◆ Aim
Each line below is to be written out in full, exactly as shown.

◆ Information shown
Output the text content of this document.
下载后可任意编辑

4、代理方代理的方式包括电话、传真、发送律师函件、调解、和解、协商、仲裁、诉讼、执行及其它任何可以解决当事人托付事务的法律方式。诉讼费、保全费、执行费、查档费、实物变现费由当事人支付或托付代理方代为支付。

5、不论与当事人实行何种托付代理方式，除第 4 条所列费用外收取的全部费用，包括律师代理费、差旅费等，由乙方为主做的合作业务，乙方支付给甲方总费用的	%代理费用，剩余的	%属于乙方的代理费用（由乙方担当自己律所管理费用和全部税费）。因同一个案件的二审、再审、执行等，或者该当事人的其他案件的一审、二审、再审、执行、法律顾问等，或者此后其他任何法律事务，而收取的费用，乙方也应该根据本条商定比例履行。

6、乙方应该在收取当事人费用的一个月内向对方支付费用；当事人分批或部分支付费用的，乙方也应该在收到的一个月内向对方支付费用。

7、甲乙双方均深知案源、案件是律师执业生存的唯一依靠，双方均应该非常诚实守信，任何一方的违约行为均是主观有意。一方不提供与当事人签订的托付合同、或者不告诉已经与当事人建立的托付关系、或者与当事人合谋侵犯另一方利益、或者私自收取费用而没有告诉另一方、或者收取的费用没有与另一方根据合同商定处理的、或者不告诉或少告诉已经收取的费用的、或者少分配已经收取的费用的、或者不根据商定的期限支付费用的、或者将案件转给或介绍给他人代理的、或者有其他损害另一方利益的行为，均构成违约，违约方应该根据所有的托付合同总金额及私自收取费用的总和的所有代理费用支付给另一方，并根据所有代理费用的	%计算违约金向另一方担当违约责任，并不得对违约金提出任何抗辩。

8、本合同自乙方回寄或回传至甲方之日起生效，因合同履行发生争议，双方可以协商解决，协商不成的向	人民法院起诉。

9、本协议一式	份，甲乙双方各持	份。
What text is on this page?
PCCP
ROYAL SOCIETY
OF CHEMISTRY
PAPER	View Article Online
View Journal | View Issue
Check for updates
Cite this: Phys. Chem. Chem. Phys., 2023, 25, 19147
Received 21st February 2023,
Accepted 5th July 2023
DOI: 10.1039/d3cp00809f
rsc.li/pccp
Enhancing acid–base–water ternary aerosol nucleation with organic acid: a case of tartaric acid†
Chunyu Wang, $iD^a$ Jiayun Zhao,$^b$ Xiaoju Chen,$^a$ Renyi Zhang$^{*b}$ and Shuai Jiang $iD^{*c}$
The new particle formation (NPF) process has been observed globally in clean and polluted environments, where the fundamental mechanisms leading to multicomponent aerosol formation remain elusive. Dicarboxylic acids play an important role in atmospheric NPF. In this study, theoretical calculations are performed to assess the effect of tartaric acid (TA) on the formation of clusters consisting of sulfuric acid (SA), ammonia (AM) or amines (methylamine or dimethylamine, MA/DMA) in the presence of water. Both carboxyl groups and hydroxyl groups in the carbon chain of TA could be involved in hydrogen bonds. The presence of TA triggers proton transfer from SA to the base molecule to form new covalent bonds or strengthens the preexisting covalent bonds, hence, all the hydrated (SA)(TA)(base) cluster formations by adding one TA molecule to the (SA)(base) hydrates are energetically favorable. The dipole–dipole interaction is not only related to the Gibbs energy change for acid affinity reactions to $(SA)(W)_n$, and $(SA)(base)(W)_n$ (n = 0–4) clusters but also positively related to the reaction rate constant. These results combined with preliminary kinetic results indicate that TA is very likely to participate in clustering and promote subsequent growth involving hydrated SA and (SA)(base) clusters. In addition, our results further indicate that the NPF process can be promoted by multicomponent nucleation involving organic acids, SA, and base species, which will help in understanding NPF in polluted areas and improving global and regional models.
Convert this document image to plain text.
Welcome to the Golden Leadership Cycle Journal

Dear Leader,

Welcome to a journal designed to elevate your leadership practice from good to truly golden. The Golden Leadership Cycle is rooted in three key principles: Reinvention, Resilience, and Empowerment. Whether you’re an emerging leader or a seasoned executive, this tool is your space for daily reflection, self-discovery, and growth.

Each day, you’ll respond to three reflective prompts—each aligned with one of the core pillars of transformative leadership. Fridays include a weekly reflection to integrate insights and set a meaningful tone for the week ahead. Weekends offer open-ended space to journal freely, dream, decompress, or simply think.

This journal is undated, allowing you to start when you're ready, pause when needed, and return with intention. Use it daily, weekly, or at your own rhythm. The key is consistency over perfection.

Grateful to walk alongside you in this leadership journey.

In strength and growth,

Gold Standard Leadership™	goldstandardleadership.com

◆ Problem solution
Output the text content of this document.
下载后可任意编辑

4、代理方代理的方式包括电话、传真、发送律师函件、调解、和解、协商、仲裁、诉讼、执行及其它任何可以解决当事人托付事务的法律方式。诉讼费、保全费、执行费、查档费、实物变现费由当事人支付或托付代理方代为支付。

5、不论与当事人实行何种托付代理方式，除第 4 条所列费用外收取的全部费用，包括律师代理费、差旅费等，由乙方为主做的合作业务，乙方支付给甲方总费用的	%代理费用，剩余的	%属于乙方的代理费用（由乙方担当自己律所管理费用和全部税费）。因同一个案件的二审、再审、执行等，或者该当事人的其他案件的一审、二审、再审、执行、法律顾问等，或者此后其他任何法律事务，而收取的费用，乙方也应该根据本条商定比例履行。

6、乙方应该在收取当事人费用的一个月内向对方支付费用；当事人分批或部分支付费用的，乙方也应该在收到的一个月内向对方支付费用。

7、甲乙双方均深知案源、案件是律师执业生存的唯一依靠，双方均应该非常诚实守信，任何一方的违约行为均是主观有意。一方不提供与当事人签订的托付合同、或者不告诉已经与当事人建立的托付关系、或者与当事人合谋侵犯另一方利益、或者私自收取费用而没有告诉另一方、或者收取的费用没有与另一方根据合同商定处理的、或者不告诉或少告诉已经收取的费用的、或者少分配已经收取的费用的、或者不根据商定的期限支付费用的、或者将案件转给或介绍给他人代理的、或者有其他损害另一方利益的行为，均构成违约，违约方应该根据所有的托付合同总金额及私自收取费用的总和的所有代理费用支付给另一方，并根据所有代理费用的	%计算违约金向另一方担当违约责任，并不得对违约金提出任何抗辩。

8、本合同自乙方回寄或回传至甲方之日起生效，因合同履行发生争议，双方可以协商解决，协商不成的向	人民法院起诉。

9、本协议一式	份，甲乙双方各持	份。
What text is on this page?
PCCP
ROYAL SOCIETY
OF CHEMISTRY
PAPER	View Article Online
View Journal | View Issue
Check for updates
Cite this: Phys. Chem. Chem. Phys., 2023, 25, 19147
Received 21st February 2023,
Accepted 5th July 2023
DOI: 10.1039/d3cp00809f
rsc.li/pccp
Enhancing acid–base–water ternary aerosol nucleation with organic acid: a case of tartaric acid†
Chunyu Wang, $iD^a$ Jiayun Zhao,$^b$ Xiaoju Chen,$^a$ Renyi Zhang$^{*b}$ and Shuai Jiang $iD^{*c}$
The new particle formation (NPF) process has been observed globally in clean and polluted environments, where the fundamental mechanisms leading to multicomponent aerosol formation remain elusive. Dicarboxylic acids play an important role in atmospheric NPF. In this study, theoretical calculations are performed to assess the effect of tartaric acid (TA) on the formation of clusters consisting of sulfuric acid (SA), ammonia (AM) or amines (methylamine or dimethylamine, MA/DMA) in the presence of water. Both carboxyl groups and hydroxyl groups in the carbon chain of TA could be involved in hydrogen bonds. The presence of TA triggers proton transfer from SA to the base molecule to form new covalent bonds or strengthens the preexisting covalent bonds, hence, all the hydrated (SA)(TA)(base) cluster formations by adding one TA molecule to the (SA)(base) hydrates are energetically favorable. The dipole–dipole interaction is not only related to the Gibbs energy change for acid affinity reactions to $(SA)(W)_n$, and $(SA)(base)(W)_n$ (n = 0–4) clusters but also positively related to the reaction rate constant. These results combined with preliminary kinetic results indicate that TA is very likely to participate in clustering and promote subsequent growth involving hydrated SA and (SA)(base) clusters. In addition, our results further indicate that the NPF process can be promoted by multicomponent nucleation involving organic acids, SA, and base species, which will help in understanding NPF in polluted areas and improving global and regional models.
Convert this document image to plain text.
Welcome to the Golden Leadership Cycle Journal

Dear Leader,

Welcome to a journal designed to elevate your leadership practice from good to truly golden. The Golden Leadership Cycle is rooted in three key principles: Reinvention, Resilience, and Empowerment. Whether you’re an emerging leader or a seasoned executive, this tool is your space for daily reflection, self-discovery, and growth.

Each day, you’ll respond to three reflective prompts—each aligned with one of the core pillars of transformative leadership. Fridays include a weekly reflection to integrate insights and set a meaningful tone for the week ahead. Weekends offer open-ended space to journal freely, dream, decompress, or simply think.

This journal is undated, allowing you to start when you're ready, pause when needed, and return with intention. Use it daily, weekly, or at your own rhythm. The key is consistency over perfection.

Grateful to walk alongside you in this leadership journey.

In strength and growth,

Gold Standard Leadership™	goldstandardleadership.com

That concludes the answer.